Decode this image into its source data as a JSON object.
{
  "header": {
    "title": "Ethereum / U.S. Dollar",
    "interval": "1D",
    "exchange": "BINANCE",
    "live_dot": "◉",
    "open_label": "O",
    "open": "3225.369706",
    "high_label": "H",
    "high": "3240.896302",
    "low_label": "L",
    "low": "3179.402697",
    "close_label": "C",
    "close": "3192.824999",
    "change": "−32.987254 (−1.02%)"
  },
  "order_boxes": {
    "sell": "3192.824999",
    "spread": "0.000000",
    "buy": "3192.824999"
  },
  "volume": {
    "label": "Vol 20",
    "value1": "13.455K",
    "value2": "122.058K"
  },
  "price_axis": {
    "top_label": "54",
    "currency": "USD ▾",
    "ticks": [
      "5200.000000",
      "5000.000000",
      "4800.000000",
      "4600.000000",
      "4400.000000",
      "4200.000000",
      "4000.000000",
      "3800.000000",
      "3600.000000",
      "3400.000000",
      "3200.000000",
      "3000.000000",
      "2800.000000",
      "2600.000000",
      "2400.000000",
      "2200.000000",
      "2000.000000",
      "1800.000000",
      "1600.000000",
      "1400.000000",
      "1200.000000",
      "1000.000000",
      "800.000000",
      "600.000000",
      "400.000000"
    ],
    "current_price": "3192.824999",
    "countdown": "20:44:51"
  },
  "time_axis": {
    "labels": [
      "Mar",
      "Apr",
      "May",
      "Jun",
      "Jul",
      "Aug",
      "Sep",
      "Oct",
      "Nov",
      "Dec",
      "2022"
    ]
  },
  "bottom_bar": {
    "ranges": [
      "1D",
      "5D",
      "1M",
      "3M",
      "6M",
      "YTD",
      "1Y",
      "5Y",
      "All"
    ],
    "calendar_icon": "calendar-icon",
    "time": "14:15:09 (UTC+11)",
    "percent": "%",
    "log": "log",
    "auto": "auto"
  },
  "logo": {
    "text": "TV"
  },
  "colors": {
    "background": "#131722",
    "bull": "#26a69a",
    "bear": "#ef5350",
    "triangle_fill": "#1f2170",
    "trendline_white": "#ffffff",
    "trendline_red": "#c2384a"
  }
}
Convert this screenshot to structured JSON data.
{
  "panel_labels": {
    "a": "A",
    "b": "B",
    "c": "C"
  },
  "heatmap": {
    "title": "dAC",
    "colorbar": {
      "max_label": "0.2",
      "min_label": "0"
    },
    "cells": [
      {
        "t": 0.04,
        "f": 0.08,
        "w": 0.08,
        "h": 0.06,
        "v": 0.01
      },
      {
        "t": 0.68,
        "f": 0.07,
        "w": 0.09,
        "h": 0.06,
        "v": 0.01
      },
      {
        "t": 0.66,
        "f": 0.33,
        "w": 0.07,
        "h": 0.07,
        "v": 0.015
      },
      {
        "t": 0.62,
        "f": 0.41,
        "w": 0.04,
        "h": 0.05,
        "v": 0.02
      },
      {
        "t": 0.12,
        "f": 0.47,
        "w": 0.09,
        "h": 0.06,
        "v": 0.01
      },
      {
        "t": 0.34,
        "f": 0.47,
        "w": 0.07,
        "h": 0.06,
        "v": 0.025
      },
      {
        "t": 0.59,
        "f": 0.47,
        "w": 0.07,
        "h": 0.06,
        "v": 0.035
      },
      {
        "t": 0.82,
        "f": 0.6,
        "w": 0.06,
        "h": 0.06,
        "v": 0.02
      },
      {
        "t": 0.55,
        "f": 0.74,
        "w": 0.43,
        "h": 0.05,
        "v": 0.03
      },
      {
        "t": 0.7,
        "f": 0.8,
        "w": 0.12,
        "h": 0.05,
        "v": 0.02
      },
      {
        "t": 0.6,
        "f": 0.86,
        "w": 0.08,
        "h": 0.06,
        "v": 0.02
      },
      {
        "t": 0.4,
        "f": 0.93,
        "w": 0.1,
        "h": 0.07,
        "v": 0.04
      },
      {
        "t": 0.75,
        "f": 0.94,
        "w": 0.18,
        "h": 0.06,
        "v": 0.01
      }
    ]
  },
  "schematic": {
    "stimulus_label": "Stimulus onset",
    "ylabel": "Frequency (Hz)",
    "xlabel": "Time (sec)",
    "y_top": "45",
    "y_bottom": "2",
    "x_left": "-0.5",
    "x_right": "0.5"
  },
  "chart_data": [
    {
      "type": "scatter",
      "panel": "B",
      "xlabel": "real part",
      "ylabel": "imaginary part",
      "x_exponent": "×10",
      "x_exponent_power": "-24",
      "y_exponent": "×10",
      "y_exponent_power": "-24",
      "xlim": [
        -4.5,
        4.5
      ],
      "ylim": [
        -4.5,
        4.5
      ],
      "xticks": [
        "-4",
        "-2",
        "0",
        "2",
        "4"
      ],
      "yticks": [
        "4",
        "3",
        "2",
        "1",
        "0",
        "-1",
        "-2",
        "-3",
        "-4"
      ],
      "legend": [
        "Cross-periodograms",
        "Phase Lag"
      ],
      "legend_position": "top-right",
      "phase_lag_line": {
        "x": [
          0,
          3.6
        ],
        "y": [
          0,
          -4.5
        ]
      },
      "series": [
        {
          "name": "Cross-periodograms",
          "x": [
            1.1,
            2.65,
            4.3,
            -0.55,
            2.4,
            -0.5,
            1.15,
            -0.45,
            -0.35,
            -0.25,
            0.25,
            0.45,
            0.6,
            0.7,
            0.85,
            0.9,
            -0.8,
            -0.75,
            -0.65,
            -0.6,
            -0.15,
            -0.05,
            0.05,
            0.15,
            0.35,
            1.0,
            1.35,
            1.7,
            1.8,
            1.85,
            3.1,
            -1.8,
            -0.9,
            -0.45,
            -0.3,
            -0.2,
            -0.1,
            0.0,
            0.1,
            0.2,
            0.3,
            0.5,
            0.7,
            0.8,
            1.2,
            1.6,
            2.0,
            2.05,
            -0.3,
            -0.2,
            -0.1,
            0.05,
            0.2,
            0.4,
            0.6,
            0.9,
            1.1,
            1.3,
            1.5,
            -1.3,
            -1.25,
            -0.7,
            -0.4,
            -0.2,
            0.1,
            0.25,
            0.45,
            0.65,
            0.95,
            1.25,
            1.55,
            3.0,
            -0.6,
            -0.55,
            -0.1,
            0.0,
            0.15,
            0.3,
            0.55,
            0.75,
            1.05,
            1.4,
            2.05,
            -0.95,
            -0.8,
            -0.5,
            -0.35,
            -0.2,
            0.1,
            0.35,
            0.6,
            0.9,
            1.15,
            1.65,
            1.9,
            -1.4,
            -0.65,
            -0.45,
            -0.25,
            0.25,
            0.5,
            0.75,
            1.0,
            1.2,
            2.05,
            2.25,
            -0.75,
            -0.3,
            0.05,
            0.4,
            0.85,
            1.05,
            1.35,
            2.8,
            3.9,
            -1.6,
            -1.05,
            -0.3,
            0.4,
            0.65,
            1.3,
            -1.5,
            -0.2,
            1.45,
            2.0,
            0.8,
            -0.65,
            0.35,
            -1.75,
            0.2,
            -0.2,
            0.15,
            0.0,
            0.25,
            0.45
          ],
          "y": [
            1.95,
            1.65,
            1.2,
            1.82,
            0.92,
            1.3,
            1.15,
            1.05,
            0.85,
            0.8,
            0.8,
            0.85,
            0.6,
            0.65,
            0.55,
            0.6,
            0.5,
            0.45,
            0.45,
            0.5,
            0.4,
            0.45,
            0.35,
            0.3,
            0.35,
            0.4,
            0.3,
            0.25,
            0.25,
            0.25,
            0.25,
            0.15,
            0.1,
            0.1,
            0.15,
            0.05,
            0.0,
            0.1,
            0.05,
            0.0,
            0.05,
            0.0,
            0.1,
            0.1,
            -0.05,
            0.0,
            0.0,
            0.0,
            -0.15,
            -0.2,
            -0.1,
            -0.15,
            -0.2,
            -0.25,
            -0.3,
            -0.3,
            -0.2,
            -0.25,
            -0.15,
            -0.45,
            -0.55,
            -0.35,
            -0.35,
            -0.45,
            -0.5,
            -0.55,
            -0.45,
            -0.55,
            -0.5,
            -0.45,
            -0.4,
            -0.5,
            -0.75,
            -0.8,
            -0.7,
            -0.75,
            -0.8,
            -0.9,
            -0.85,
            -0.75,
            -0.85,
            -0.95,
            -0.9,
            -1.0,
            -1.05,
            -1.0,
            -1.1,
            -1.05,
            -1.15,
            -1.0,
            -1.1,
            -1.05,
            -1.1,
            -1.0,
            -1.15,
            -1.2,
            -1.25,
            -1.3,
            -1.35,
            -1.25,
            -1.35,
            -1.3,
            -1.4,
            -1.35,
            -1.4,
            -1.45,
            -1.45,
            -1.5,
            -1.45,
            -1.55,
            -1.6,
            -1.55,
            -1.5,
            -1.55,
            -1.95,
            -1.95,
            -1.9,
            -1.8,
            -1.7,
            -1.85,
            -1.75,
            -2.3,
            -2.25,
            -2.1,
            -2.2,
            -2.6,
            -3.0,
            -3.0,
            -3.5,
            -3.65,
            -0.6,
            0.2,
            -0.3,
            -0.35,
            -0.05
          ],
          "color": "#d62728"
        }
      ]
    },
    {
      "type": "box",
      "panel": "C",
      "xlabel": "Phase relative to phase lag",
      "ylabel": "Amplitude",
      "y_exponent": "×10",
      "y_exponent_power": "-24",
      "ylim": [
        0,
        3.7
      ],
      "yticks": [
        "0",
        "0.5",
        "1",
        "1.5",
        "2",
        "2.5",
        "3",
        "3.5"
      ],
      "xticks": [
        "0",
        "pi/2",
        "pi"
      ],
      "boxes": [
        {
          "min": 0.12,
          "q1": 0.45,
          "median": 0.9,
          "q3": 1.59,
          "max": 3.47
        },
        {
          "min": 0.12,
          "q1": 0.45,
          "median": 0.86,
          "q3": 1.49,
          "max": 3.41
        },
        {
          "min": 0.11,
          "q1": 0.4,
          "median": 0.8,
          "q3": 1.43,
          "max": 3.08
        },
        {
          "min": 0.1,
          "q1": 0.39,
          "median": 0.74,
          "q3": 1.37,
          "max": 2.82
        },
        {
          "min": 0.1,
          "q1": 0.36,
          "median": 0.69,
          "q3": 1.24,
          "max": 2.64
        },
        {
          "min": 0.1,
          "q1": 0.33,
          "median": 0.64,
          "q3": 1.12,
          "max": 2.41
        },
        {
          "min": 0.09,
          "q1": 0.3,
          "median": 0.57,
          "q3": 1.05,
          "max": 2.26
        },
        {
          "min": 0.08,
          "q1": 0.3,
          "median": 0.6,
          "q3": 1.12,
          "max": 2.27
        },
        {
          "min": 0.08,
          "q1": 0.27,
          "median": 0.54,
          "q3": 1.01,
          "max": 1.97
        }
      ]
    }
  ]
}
************
Search the entries for the word "ylabel" and gather every line where it appears.

[REPLY TO THE EXERCISE]
    "ylabel": "Frequency (Hz)",
      "ylabel": "imaginary part",
      "ylabel": "Amplitude",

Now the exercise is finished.